> Given information

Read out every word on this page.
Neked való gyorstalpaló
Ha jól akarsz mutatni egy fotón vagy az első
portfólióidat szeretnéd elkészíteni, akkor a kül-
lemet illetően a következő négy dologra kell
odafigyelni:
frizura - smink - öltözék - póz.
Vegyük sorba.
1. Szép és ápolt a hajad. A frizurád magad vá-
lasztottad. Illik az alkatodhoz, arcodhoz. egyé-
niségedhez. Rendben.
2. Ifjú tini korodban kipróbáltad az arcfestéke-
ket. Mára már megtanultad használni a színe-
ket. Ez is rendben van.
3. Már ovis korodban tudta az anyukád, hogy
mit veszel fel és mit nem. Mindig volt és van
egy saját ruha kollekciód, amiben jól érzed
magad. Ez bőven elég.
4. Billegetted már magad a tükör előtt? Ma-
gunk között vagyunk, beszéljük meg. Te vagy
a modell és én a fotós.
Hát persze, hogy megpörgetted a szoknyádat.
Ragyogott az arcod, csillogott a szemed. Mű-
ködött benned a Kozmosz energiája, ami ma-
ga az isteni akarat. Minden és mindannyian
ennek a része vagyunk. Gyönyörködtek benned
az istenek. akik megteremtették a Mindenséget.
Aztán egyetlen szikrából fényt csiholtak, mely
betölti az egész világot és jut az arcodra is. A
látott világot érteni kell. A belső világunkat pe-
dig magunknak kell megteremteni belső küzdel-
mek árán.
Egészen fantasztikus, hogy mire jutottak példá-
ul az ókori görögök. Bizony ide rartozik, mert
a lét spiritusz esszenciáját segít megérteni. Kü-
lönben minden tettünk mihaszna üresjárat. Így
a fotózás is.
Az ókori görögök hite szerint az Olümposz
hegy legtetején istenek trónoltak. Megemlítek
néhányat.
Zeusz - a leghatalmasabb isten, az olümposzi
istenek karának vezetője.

> Work instructions
Take the data above and return it exactly.

> Exercise solution
Read out every word on this page.
Neked való gyorstalpaló
Ha jól akarsz mutatni egy fotón vagy az első
portfólióidat szeretnéd elkészíteni, akkor a kül-
lemet illetően a következő négy dologra kell
odafigyelni:
frizura - smink - öltözék - póz.
Vegyük sorba.
1. Szép és ápolt a hajad. A frizurád magad vá-
lasztottad. Illik az alkatodhoz, arcodhoz. egyé-
niségedhez. Rendben.
2. Ifjú tini korodban kipróbáltad az arcfestéke-
ket. Mára már megtanultad használni a színe-
ket. Ez is rendben van.
3. Már ovis korodban tudta az anyukád, hogy
mit veszel fel és mit nem. Mindig volt és van
egy saját ruha kollekciód, amiben jól érzed
magad. Ez bőven elég.
4. Billegetted már magad a tükör előtt? Ma-
gunk között vagyunk, beszéljük meg. Te vagy
a modell és én a fotós.
Hát persze, hogy megpörgetted a szoknyádat.
Ragyogott az arcod, csillogott a szemed. Mű-
ködött benned a Kozmosz energiája, ami ma-
ga az isteni akarat. Minden és mindannyian
ennek a része vagyunk. Gyönyörködtek benned
az istenek. akik megteremtették a Mindenséget.
Aztán egyetlen szikrából fényt csiholtak, mely
betölti az egész világot és jut az arcodra is. A
látott világot érteni kell. A belső világunkat pe-
dig magunknak kell megteremteni belső küzdel-
mek árán.
Egészen fantasztikus, hogy mire jutottak példá-
ul az ókori görögök. Bizony ide rartozik, mert
a lét spiritusz esszenciáját segít megérteni. Kü-
lönben minden tettünk mihaszna üresjárat. Így
a fotózás is.
Az ókori görögök hite szerint az Olümposz
hegy legtetején istenek trónoltak. Megemlítek
néhányat.
Zeusz - a leghatalmasabb isten, az olümposzi
istenek karának vezetője.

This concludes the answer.